DATA PROVIDED
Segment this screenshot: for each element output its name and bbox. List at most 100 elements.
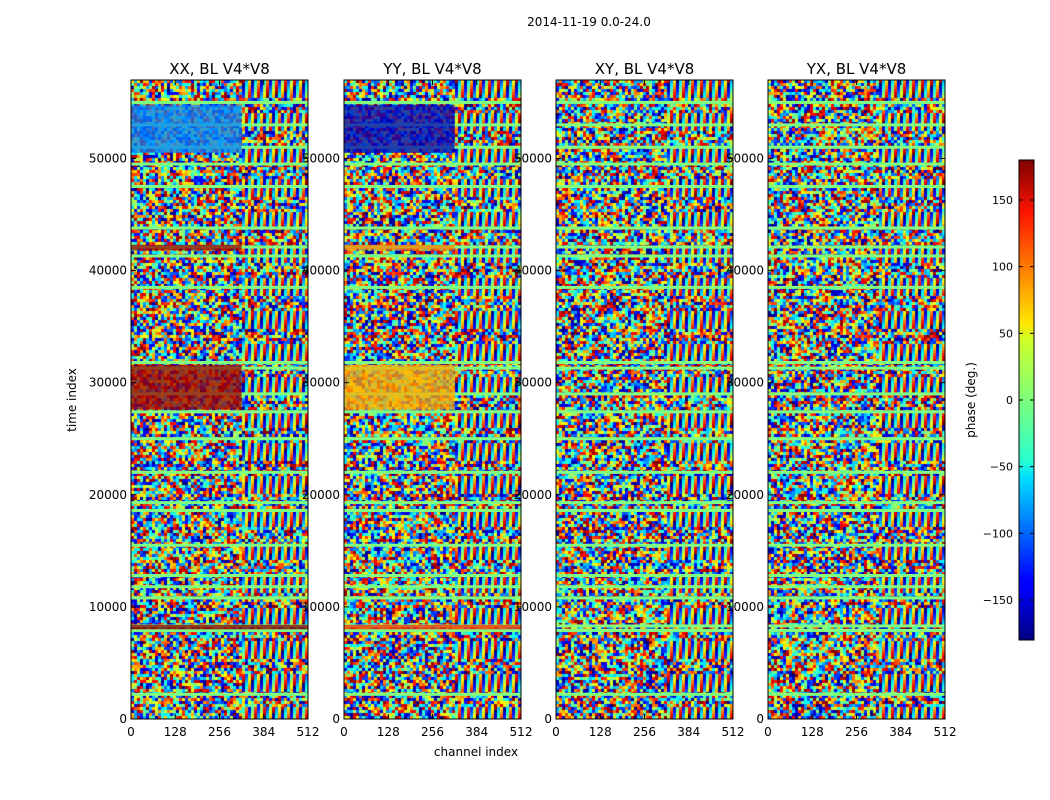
heatmap-panels: XX, BL V4*V8 0 128 256 384 512 0 10000 20000 3000…: [89, 60, 957, 739]
flagged-row: [768, 123, 945, 127]
coherent-phase-region: [131, 624, 308, 630]
flagged-row: [344, 410, 521, 414]
panel-title: XY, BL V4*V8: [595, 60, 695, 78]
coherent-phase-region: [131, 364, 242, 410]
flagged-row: [556, 574, 733, 578]
y-tick-label: 10000: [302, 600, 340, 614]
x-tick-label: 512: [510, 725, 533, 739]
colorbar-label: phase (deg.): [964, 362, 978, 438]
colorbar-tick-label: 150: [992, 194, 1013, 207]
y-tick-label: 20000: [302, 488, 340, 502]
flagged-row: [131, 185, 308, 188]
flagged-row: [131, 226, 308, 230]
flagged-row: [556, 245, 733, 249]
colorbar-tick-label: 0: [1006, 394, 1013, 407]
colorbar-tick-label: 100: [992, 261, 1013, 274]
x-tick-label: 0: [340, 725, 348, 739]
x-tick-label: 0: [552, 725, 560, 739]
y-tick-label: 40000: [514, 264, 552, 278]
x-tick-label: 384: [465, 725, 488, 739]
y-tick-label: 20000: [89, 488, 127, 502]
flagged-row: [344, 470, 521, 474]
flagged-row: [768, 410, 945, 414]
y-tick-label: 50000: [726, 151, 764, 165]
x-tick-label: 128: [164, 725, 187, 739]
flagged-row: [556, 596, 733, 600]
flagged-row: [556, 185, 733, 188]
x-tick-label: 384: [677, 725, 700, 739]
panel-yx: YX, BL V4*V8 0 128 256 384 512 0 10000 20000 3000…: [726, 60, 957, 739]
y-tick-label: 0: [756, 712, 764, 726]
x-tick-label: 512: [722, 725, 745, 739]
panel-title: XX, BL V4*V8: [169, 60, 270, 78]
flagged-row: [768, 596, 945, 600]
x-tick-label: 256: [633, 725, 656, 739]
flagged-row: [556, 285, 733, 289]
x-axis-label: channel index: [434, 745, 518, 759]
y-tick-label: 50000: [89, 151, 127, 165]
flagged-row: [556, 254, 733, 258]
colorbar-tick-label: −50: [990, 461, 1013, 474]
x-tick-label: 384: [889, 725, 912, 739]
flagged-row: [556, 226, 733, 230]
flagged-row: [344, 692, 521, 696]
flagged-row: [344, 185, 521, 188]
x-tick-label: 0: [127, 725, 135, 739]
y-tick-label: 50000: [302, 151, 340, 165]
flagged-row: [768, 100, 945, 104]
y-tick-label: 50000: [514, 151, 552, 165]
colorbar-ticks: −150 −100 −50 0 50 100 150: [983, 194, 1034, 607]
flagged-row: [768, 543, 945, 547]
y-tick-label: 40000: [89, 264, 127, 278]
x-tick-label: 128: [377, 725, 400, 739]
y-tick-label: 30000: [514, 376, 552, 390]
flagged-row: [768, 285, 945, 289]
flagged-row: [131, 470, 308, 474]
flagged-row: [556, 392, 733, 396]
flagged-row: [768, 508, 945, 512]
colorbar-tick-label: 50: [999, 327, 1013, 340]
flagged-row: [768, 470, 945, 474]
panel-xy: XY, BL V4*V8 0 128 256 384 512 0 10000 20000 3000…: [514, 60, 745, 739]
coherent-phase-region: [344, 364, 455, 410]
flagged-row: [768, 628, 945, 632]
flagged-row: [131, 254, 308, 258]
flagged-row: [768, 585, 945, 589]
flagged-row: [131, 361, 308, 365]
phase-noise-field: [556, 80, 733, 719]
x-tick-label: 256: [208, 725, 231, 739]
flagged-row: [131, 501, 308, 505]
flagged-row: [131, 162, 308, 166]
y-axis-label: time index: [65, 368, 79, 432]
phase-noise-field: [768, 80, 945, 719]
flagged-row: [344, 596, 521, 600]
flagged-row: [131, 508, 308, 512]
flagged-row: [556, 162, 733, 166]
y-tick-label: 40000: [302, 264, 340, 278]
y-tick-label: 0: [332, 712, 340, 726]
flagged-row: [131, 100, 308, 104]
flagged-row: [344, 543, 521, 547]
panel-title: YY, BL V4*V8: [382, 60, 481, 78]
flagged-row: [344, 437, 521, 441]
y-tick-label: 20000: [726, 488, 764, 502]
x-tick-label: 384: [252, 725, 275, 739]
flagged-row: [556, 366, 733, 370]
colorbar-tick-label: −100: [983, 527, 1013, 540]
y-tick-label: 20000: [514, 488, 552, 502]
flagged-row: [556, 437, 733, 441]
panel-title: YX, BL V4*V8: [806, 60, 907, 78]
flagged-row: [344, 574, 521, 578]
colorbar-tick-label: −150: [983, 594, 1013, 607]
x-tick-label: 128: [589, 725, 612, 739]
y-tick-label: 30000: [302, 376, 340, 390]
y-tick-label: 10000: [726, 600, 764, 614]
coherent-phase-region: [344, 624, 521, 630]
flagged-row: [556, 508, 733, 512]
flagged-row: [344, 100, 521, 104]
flagged-row: [344, 508, 521, 512]
flagged-row: [768, 245, 945, 249]
coherent-phase-region: [131, 244, 242, 251]
y-tick-label: 30000: [726, 376, 764, 390]
panel-xx: XX, BL V4*V8 0 128 256 384 512 0 10000 20000 3000…: [89, 60, 320, 739]
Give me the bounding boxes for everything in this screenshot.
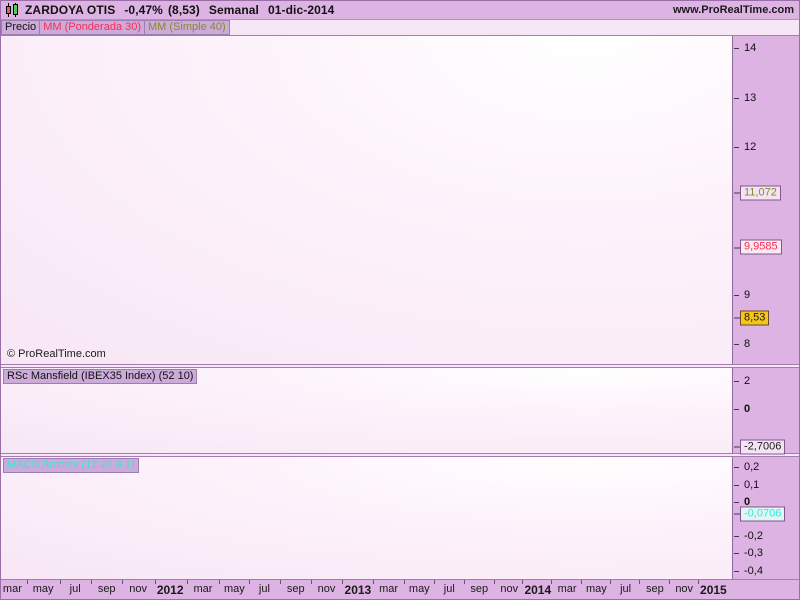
date-label-2012: 2012 — [156, 583, 184, 597]
legend-item-precio[interactable]: Precio — [1, 20, 40, 35]
date-tick — [463, 580, 465, 584]
watermark-text: © ProRealTime.com — [7, 348, 106, 360]
date-tick — [280, 580, 282, 584]
macd-tick-5: -0,4 — [733, 565, 763, 577]
price-y-axis[interactable]: 14 13 12 9 8 11,072 9,9585 8,53 — [732, 36, 799, 364]
price-tick-14: 14 — [733, 42, 756, 54]
macd-tick-4: -0,3 — [733, 547, 763, 559]
rsc-mansfield-panel[interactable]: RSc Mansfield (IBEX35 Index) (52 10) 2 0 -… — [1, 367, 799, 455]
macd-plot-area[interactable]: MACD Arcoiris (12 26 9 1) — [1, 457, 732, 579]
date-label-mar: mar — [379, 583, 399, 595]
macd-plot-background — [1, 457, 732, 579]
price-tick-12: 12 — [733, 141, 756, 153]
date-tick — [372, 580, 374, 584]
macd-tick-2: 0 — [733, 496, 750, 508]
macd-panel-title[interactable]: MACD Arcoiris (12 26 9 1) — [3, 458, 139, 473]
timeframe-label: Semanal — [208, 3, 259, 17]
date-tick — [609, 580, 611, 584]
rsc-panel-title[interactable]: RSc Mansfield (IBEX35 Index) (52 10) — [3, 369, 198, 384]
date-label-nov: nov — [675, 583, 694, 595]
price-plot-background — [1, 36, 732, 364]
date-tick — [248, 580, 250, 584]
date-tick — [433, 580, 435, 584]
date-label-nov: nov — [317, 583, 336, 595]
date-tick — [580, 580, 582, 584]
chart-title-bar: ZARDOYA OTIS -0,47% (8,53) Semanal 01-di… — [1, 1, 799, 20]
date-label-2015: 2015 — [700, 583, 727, 597]
mm40-value-badge: 11,072 — [734, 185, 781, 201]
date-tick — [59, 580, 61, 584]
price-plot-area[interactable]: © ProRealTime.com — [1, 36, 732, 364]
date-label-jul: jul — [620, 583, 632, 595]
date-label-mar: mar — [2, 583, 22, 595]
date-label-sep: sep — [97, 583, 116, 595]
date-tick — [668, 580, 670, 584]
date-label-jul: jul — [443, 583, 455, 595]
legend-item-mm-ponderada-30[interactable]: MM (Ponderada 30) — [39, 20, 145, 35]
date-tick — [342, 580, 344, 584]
date-tick — [522, 580, 524, 584]
date-label-sep: sep — [470, 583, 489, 595]
date-tick — [154, 580, 156, 584]
instrument-name: ZARDOYA OTIS — [25, 3, 116, 17]
date-label-sep: sep — [646, 583, 664, 595]
date-axis[interactable]: mar may jul sep nov 2012 mar may jul sep nov 2013 ma… — [1, 579, 799, 599]
price-tick-13: 13 — [733, 92, 756, 104]
date-tick — [27, 580, 29, 584]
price-legend-bar: Precio MM (Ponderada 30) MM (Simple 40) — [1, 20, 230, 35]
date-label-may: may — [408, 583, 430, 595]
date-tick — [697, 580, 699, 584]
chart-date: 01-dic-2014 — [267, 3, 335, 17]
legend-item-mm-simple-40[interactable]: MM (Simple 40) — [144, 20, 230, 35]
macd-y-axis[interactable]: 0,2 0,1 0 -0,2 -0,3 -0,4 -0,0706 — [732, 457, 799, 579]
date-tick — [218, 580, 220, 584]
date-label-2013: 2013 — [344, 583, 372, 597]
date-tick — [493, 580, 495, 584]
macd-tick-1: 0,1 — [733, 479, 759, 491]
date-label-may: may — [32, 583, 54, 595]
candlestick-icon — [5, 3, 21, 17]
macd-tick-0: 0,2 — [733, 461, 759, 473]
date-label-2014: 2014 — [524, 583, 552, 597]
macd-value-badge: -0,0706 — [733, 506, 786, 522]
date-label-nov: nov — [129, 583, 147, 595]
rsc-value-badge: -2,7006 — [733, 439, 786, 455]
rsc-tick-1: 0 — [733, 403, 750, 415]
last-price-badge: 8,53 — [733, 310, 770, 326]
date-tick — [122, 580, 124, 584]
date-label-jul: jul — [69, 583, 81, 595]
date-tick — [187, 580, 189, 584]
date-tick — [551, 580, 553, 584]
date-tick — [403, 580, 405, 584]
date-tick — [90, 580, 92, 584]
date-tick — [639, 580, 641, 584]
rsc-tick-0: 2 — [733, 375, 750, 387]
macd-arcoiris-panel[interactable]: MACD Arcoiris (12 26 9 1) 0,2 0,1 0 -0,2 -0,… — [1, 456, 799, 580]
date-label-jul: jul — [258, 583, 270, 595]
date-label-mar: mar — [557, 583, 577, 595]
date-tick — [310, 580, 312, 584]
price-tick-9: 9 — [733, 289, 750, 301]
brand-label: www.ProRealTime.com — [672, 4, 794, 16]
rsc-y-axis[interactable]: 2 0 -2,7006 — [732, 368, 799, 455]
date-label-sep: sep — [286, 583, 305, 595]
macd-tick-3: -0,2 — [733, 530, 763, 542]
date-label-may: may — [224, 583, 245, 595]
mm30-value-badge: 9,9585 — [734, 239, 782, 255]
date-label-nov: nov — [500, 583, 519, 595]
rsc-plot-area[interactable]: RSc Mansfield (IBEX35 Index) (52 10) — [1, 368, 732, 453]
price-tick-8: 8 — [733, 338, 750, 350]
date-label-may: may — [586, 583, 607, 595]
change-percent: -0,47% — [124, 3, 163, 17]
last-price-value: (8,53) — [167, 3, 200, 17]
price-panel[interactable]: © ProRealTime.com 14 13 12 9 8 11,072 9,9585 8,… — [1, 35, 799, 365]
date-label-mar: mar — [193, 583, 213, 595]
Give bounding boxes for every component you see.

WRITTEN PROBLEM
Print the lines of the data from the one containing "date-label-2012: 2012 — [156, 583, 184, 597]" through the one containing "price-plot-background — [1, 36, 732, 364]", both included, reproducing each line without any change.

EXPECTED ANSWER
date-label-2012: 2012 — [156, 583, 184, 597]
legend-item-precio[interactable]: Precio — [1, 20, 40, 35]
date-tick — [463, 580, 465, 584]
watermark-text: © ProRealTime.com — [7, 348, 106, 360]
date-tick — [280, 580, 282, 584]
macd-tick-5: -0,4 — [733, 565, 763, 577]
price-y-axis[interactable]: 14 13 12 9 8 11,072 9,9585 8,53 — [732, 36, 799, 364]
price-tick-14: 14 — [733, 42, 756, 54]
macd-tick-4: -0,3 — [733, 547, 763, 559]
rsc-mansfield-panel[interactable]: RSc Mansfield (IBEX35 Index) (52 10) 2 0 -… — [1, 367, 799, 455]
macd-plot-area[interactable]: MACD Arcoiris (12 26 9 1) — [1, 457, 732, 579]
date-label-mar: mar — [379, 583, 399, 595]
macd-plot-background — [1, 457, 732, 579]
price-tick-12: 12 — [733, 141, 756, 153]
date-tick — [372, 580, 374, 584]
macd-tick-2: 0 — [733, 496, 750, 508]
macd-panel-title[interactable]: MACD Arcoiris (12 26 9 1) — [3, 458, 139, 473]
timeframe-label: Semanal — [208, 3, 259, 17]
date-tick — [609, 580, 611, 584]
rsc-panel-title[interactable]: RSc Mansfield (IBEX35 Index) (52 10) — [3, 369, 198, 384]
date-label-nov: nov — [675, 583, 694, 595]
price-plot-background — [1, 36, 732, 364]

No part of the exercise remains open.